What the task requires: Reproduce the records below in full and word for word, excluding pictures.

Given information:
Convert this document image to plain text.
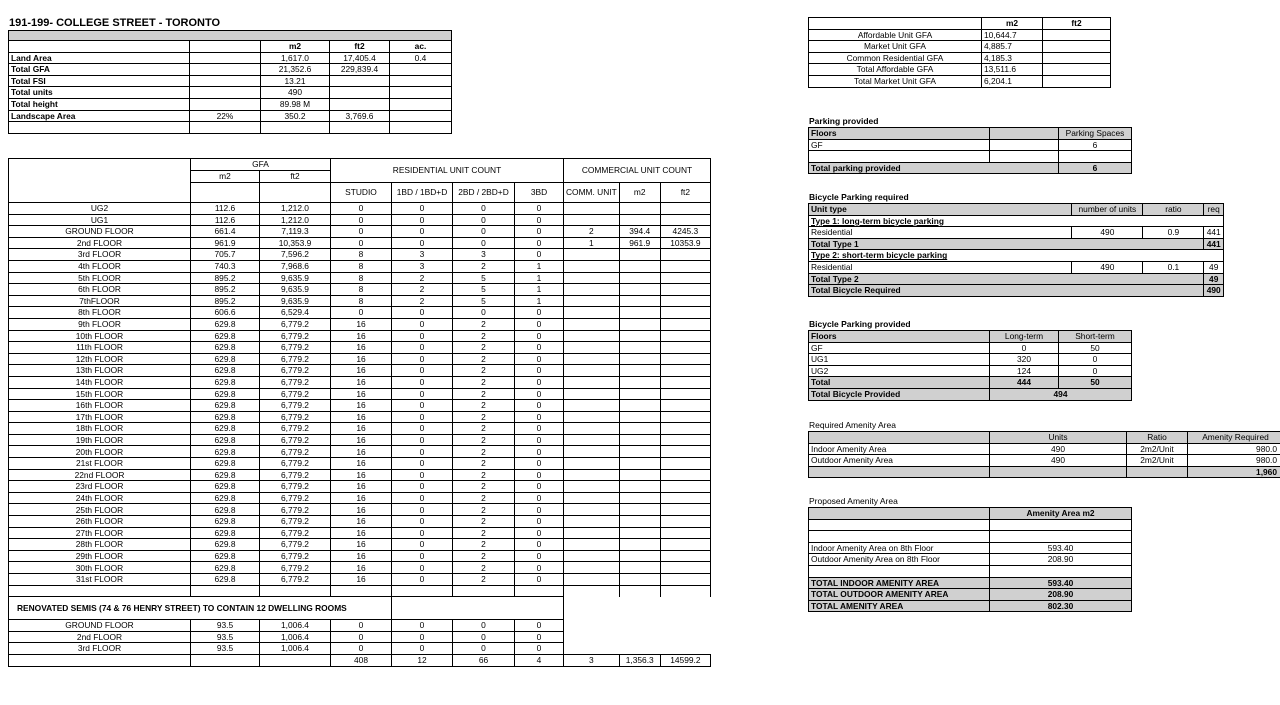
191-199- COLLEGE STREET - TORONTO

		m2	ft2	ac.
Land Area		1,617.0	17,405.4	0.4
Total GFA		21,352.6	229,839.4	
Total FSI		13.21		
Total units		490		
Total height		89.98 M		
Landscape Area	22%	350.2	3,769.6	

	GFA		RESIDENTIAL UNIT COUNT				COMMERCIAL UNIT COUNT		
	m2	ft2							
			STUDIO	1BD / 1BD+D	2BD / 2BD+D	3BD	COMM. UNIT	m2	ft2
UG2	112.6	1,212.0	0	0	0	0			
UG1	112.6	1,212.0	0	0	0	0			
GROUND FLOOR	661.4	7,119.3	0	0	0	0	2	394.4	4245.3
2nd FLOOR	961.9	10,353.9	0	0	0	0	1	961.9	10353.9
3rd FLOOR	705.7	7,596.2	8	3	3	0			
4th FLOOR	740.3	7,968.6	8	3	2	1			
5th FLOOR	895.2	9,635.9	8	2	5	1			
6th FLOOR	895.2	9,635.9	8	2	5	1			
7thFLOOR	895.2	9,635.9	8	2	5	1			
8th FLOOR	606.6	6,529.4	0	0	0	0			
9th FLOOR	629.8	6,779.2	16	0	2	0			
10th FLOOR	629.8	6,779.2	16	0	2	0			
11th FLOOR	629.8	6,779.2	16	0	2	0			
12th FLOOR	629.8	6,779.2	16	0	2	0			
13th FLOOR	629.8	6,779.2	16	0	2	0			
14th FLOOR	629.8	6,779.2	16	0	2	0			
15th FLOOR	629.8	6,779.2	16	0	2	0			
16th FLOOR	629.8	6,779.2	16	0	2	0			
17th FLOOR	629.8	6,779.2	16	0	2	0			
18th FLOOR	629.8	6,779.2	16	0	2	0			
19th FLOOR	629.8	6,779.2	16	0	2	0			
20th FLOOR	629.8	6,779.2	16	0	2	0			
21st FLOOR	629.8	6,779.2	16	0	2	0			
22nd FLOOR	629.8	6,779.2	16	0	2	0			
23rd FLOOR	629.8	6,779.2	16	0	2	0			
24th FLOOR	629.8	6,779.2	16	0	2	0			
25th FLOOR	629.8	6,779.2	16	0	2	0			
26th FLOOR	629.8	6,779.2	16	0	2	0			
27th FLOOR	629.8	6,779.2	16	0	2	0			
28th FLOOR	629.8	6,779.2	16	0	2	0			
29th FLOOR	629.8	6,779.2	16	0	2	0			
30th FLOOR	629.8	6,779.2	16	0	2	0			
31st FLOOR	629.8	6,779.2	16	0	2	0			

RENOVATED SEMIS (74 & 76 HENRY STREET) TO CONTAIN 12 DWELLING ROOMS									

GROUND FLOOR	93.5	1,006.4	0	0	0	0			
2nd FLOOR	93.5	1,006.4	0	0	0	0			
3rd FLOOR	93.5	1,006.4	0	0	0	0			
			408	12	66	4	3	1,356.3	14599.2
	m2	ft2
Affordable Unit GFA	10,644.7	
Market Unit GFA	4,885.7	
Common Residential GFA	4,185.3	
Total Affordable GFA	13,511.6	
Total Market Unit GFA	6,204.1	
Parking provided
Floors		Parking Spaces
GF		6

Total parking provided		6
Bicycle Parking required
Unit type	number of units	ratio	req
Type 1: long-term bicycle parking			
Residential	490	0.9	441
Total Type 1			441
Type 2: short-term bicycle parking			
Residential	490	0.1	49
Total Type 2			49
Total Bicycle Required			490
Bicycle Parking provided
Floors	Long-term	Short-term
GF	0	50
UG1	320	0
UG2	124	0
Total	444	50
Total Bicycle Provided	494	
Required Amenity Area
	Units	Ratio	Amenity Required
Indoor Amenity Area	490	2m2/Unit	980.0
Outdoor Amenity Area	490	2m2/Unit	980.0
			1,960
Proposed Amenity Area
	Amenity Area m2

Indoor Amenity Area on 8th Floor	593.40
Outdoor Amenity Area on 8th Floor	208.90

TOTAL INDOOR AMENITY AREA	593.40
TOTAL OUTDOOR AMENITY AREA	208.90
TOTAL AMENITY AREA	802.30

Exercise answer:
Convert this document image to plain text.
191-199- COLLEGE STREET - TORONTO

		m2	ft2	ac.
Land Area		1,617.0	17,405.4	0.4
Total GFA		21,352.6	229,839.4	
Total FSI		13.21		
Total units		490		
Total height		89.98 M		
Landscape Area	22%	350.2	3,769.6	

	GFA		RESIDENTIAL UNIT COUNT				COMMERCIAL UNIT COUNT		
	m2	ft2							
			STUDIO	1BD / 1BD+D	2BD / 2BD+D	3BD	COMM. UNIT	m2	ft2
UG2	112.6	1,212.0	0	0	0	0			
UG1	112.6	1,212.0	0	0	0	0			
GROUND FLOOR	661.4	7,119.3	0	0	0	0	2	394.4	4245.3
2nd FLOOR	961.9	10,353.9	0	0	0	0	1	961.9	10353.9
3rd FLOOR	705.7	7,596.2	8	3	3	0			
4th FLOOR	740.3	7,968.6	8	3	2	1			
5th FLOOR	895.2	9,635.9	8	2	5	1			
6th FLOOR	895.2	9,635.9	8	2	5	1			
7thFLOOR	895.2	9,635.9	8	2	5	1			
8th FLOOR	606.6	6,529.4	0	0	0	0			
9th FLOOR	629.8	6,779.2	16	0	2	0			
10th FLOOR	629.8	6,779.2	16	0	2	0			
11th FLOOR	629.8	6,779.2	16	0	2	0			
12th FLOOR	629.8	6,779.2	16	0	2	0			
13th FLOOR	629.8	6,779.2	16	0	2	0			
14th FLOOR	629.8	6,779.2	16	0	2	0			
15th FLOOR	629.8	6,779.2	16	0	2	0			
16th FLOOR	629.8	6,779.2	16	0	2	0			
17th FLOOR	629.8	6,779.2	16	0	2	0			
18th FLOOR	629.8	6,779.2	16	0	2	0			
19th FLOOR	629.8	6,779.2	16	0	2	0			
20th FLOOR	629.8	6,779.2	16	0	2	0			
21st FLOOR	629.8	6,779.2	16	0	2	0			
22nd FLOOR	629.8	6,779.2	16	0	2	0			
23rd FLOOR	629.8	6,779.2	16	0	2	0			
24th FLOOR	629.8	6,779.2	16	0	2	0			
25th FLOOR	629.8	6,779.2	16	0	2	0			
26th FLOOR	629.8	6,779.2	16	0	2	0			
27th FLOOR	629.8	6,779.2	16	0	2	0			
28th FLOOR	629.8	6,779.2	16	0	2	0			
29th FLOOR	629.8	6,779.2	16	0	2	0			
30th FLOOR	629.8	6,779.2	16	0	2	0			
31st FLOOR	629.8	6,779.2	16	0	2	0			

RENOVATED SEMIS (74 & 76 HENRY STREET) TO CONTAIN 12 DWELLING ROOMS									

GROUND FLOOR	93.5	1,006.4	0	0	0	0			
2nd FLOOR	93.5	1,006.4	0	0	0	0			
3rd FLOOR	93.5	1,006.4	0	0	0	0			
			408	12	66	4	3	1,356.3	14599.2
	m2	ft2
Affordable Unit GFA	10,644.7	
Market Unit GFA	4,885.7	
Common Residential GFA	4,185.3	
Total Affordable GFA	13,511.6	
Total Market Unit GFA	6,204.1	
Parking provided
Floors		Parking Spaces
GF		6

Total parking provided		6
Bicycle Parking required
Unit type	number of units	ratio	req
Type 1: long-term bicycle parking			
Residential	490	0.9	441
Total Type 1			441
Type 2: short-term bicycle parking			
Residential	490	0.1	49
Total Type 2			49
Total Bicycle Required			490
Bicycle Parking provided
Floors	Long-term	Short-term
GF	0	50
UG1	320	0
UG2	124	0
Total	444	50
Total Bicycle Provided	494	
Required Amenity Area
	Units	Ratio	Amenity Required
Indoor Amenity Area	490	2m2/Unit	980.0
Outdoor Amenity Area	490	2m2/Unit	980.0
			1,960
Proposed Amenity Area
	Amenity Area m2

Indoor Amenity Area on 8th Floor	593.40
Outdoor Amenity Area on 8th Floor	208.90

TOTAL INDOOR AMENITY AREA	593.40
TOTAL OUTDOOR AMENITY AREA	208.90
TOTAL AMENITY AREA	802.30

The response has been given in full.